WHAT YOU NEED TO DO: Can the data below be set down again exactly, line for line?
Start ENTRIES SHOWN
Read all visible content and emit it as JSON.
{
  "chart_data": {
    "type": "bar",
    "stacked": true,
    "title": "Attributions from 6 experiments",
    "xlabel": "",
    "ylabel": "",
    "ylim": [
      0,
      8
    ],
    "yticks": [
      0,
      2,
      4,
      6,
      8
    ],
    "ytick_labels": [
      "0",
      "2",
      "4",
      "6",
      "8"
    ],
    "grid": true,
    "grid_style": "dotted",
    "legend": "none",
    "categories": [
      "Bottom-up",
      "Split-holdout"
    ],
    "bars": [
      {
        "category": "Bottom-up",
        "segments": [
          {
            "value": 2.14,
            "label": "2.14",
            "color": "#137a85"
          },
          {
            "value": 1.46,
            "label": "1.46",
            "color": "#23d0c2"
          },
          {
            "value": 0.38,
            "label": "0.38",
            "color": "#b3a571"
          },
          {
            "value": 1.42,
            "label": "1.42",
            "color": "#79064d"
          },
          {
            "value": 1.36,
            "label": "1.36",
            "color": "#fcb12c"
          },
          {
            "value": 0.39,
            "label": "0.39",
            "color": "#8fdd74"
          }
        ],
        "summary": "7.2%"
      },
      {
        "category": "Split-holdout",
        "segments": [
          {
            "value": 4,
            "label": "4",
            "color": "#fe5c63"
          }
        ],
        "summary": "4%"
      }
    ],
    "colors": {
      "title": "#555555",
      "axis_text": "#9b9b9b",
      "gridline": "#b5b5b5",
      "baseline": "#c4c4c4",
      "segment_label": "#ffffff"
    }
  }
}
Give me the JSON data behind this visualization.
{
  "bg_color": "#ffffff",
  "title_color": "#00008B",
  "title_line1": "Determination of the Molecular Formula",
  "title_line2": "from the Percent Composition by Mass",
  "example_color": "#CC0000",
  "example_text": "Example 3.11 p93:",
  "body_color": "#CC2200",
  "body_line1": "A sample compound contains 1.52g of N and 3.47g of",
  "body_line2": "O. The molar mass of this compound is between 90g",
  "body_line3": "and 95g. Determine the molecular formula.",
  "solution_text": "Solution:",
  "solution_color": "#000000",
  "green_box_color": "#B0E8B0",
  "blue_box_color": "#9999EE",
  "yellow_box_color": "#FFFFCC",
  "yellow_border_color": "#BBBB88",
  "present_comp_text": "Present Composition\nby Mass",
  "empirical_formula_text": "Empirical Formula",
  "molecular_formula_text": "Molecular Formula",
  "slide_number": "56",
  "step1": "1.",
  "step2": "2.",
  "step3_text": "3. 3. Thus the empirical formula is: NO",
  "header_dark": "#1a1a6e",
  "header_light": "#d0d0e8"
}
End ENTRIES SHOWN
EXERCISE RESPONSE:
Read all visible content and emit it as JSON.
{
  "chart_data": {
    "type": "bar",
    "stacked": true,
    "title": "Attributions from 6 experiments",
    "xlabel": "",
    "ylabel": "",
    "ylim": [
      0,
      8
    ],
    "yticks": [
      0,
      2,
      4,
      6,
      8
    ],
    "ytick_labels": [
      "0",
      "2",
      "4",
      "6",
      "8"
    ],
    "grid": true,
    "grid_style": "dotted",
    "legend": "none",
    "categories": [
      "Bottom-up",
      "Split-holdout"
    ],
    "bars": [
      {
        "category": "Bottom-up",
        "segments": [
          {
            "value": 2.14,
            "label": "2.14",
            "color": "#137a85"
          },
          {
            "value": 1.46,
            "label": "1.46",
            "color": "#23d0c2"
          },
          {
            "value": 0.38,
            "label": "0.38",
            "color": "#b3a571"
          },
          {
            "value": 1.42,
            "label": "1.42",
            "color": "#79064d"
          },
          {
            "value": 1.36,
            "label": "1.36",
            "color": "#fcb12c"
          },
          {
            "value": 0.39,
            "label": "0.39",
            "color": "#8fdd74"
          }
        ],
        "summary": "7.2%"
      },
      {
        "category": "Split-holdout",
        "segments": [
          {
            "value": 4,
            "label": "4",
            "color": "#fe5c63"
          }
        ],
        "summary": "4%"
      }
    ],
    "colors": {
      "title": "#555555",
      "axis_text": "#9b9b9b",
      "gridline": "#b5b5b5",
      "baseline": "#c4c4c4",
      "segment_label": "#ffffff"
    }
  }
}
Give me the JSON data behind this visualization.
{
  "bg_color": "#ffffff",
  "title_color": "#00008B",
  "title_line1": "Determination of the Molecular Formula",
  "title_line2": "from the Percent Composition by Mass",
  "example_color": "#CC0000",
  "example_text": "Example 3.11 p93:",
  "body_color": "#CC2200",
  "body_line1": "A sample compound contains 1.52g of N and 3.47g of",
  "body_line2": "O. The molar mass of this compound is between 90g",
  "body_line3": "and 95g. Determine the molecular formula.",
  "solution_text": "Solution:",
  "solution_color": "#000000",
  "green_box_color": "#B0E8B0",
  "blue_box_color": "#9999EE",
  "yellow_box_color": "#FFFFCC",
  "yellow_border_color": "#BBBB88",
  "present_comp_text": "Present Composition\nby Mass",
  "empirical_formula_text": "Empirical Formula",
  "molecular_formula_text": "Molecular Formula",
  "slide_number": "56",
  "step1": "1.",
  "step2": "2.",
  "step3_text": "3. 3. Thus the empirical formula is: NO",
  "header_dark": "#1a1a6e",
  "header_light": "#d0d0e8"
}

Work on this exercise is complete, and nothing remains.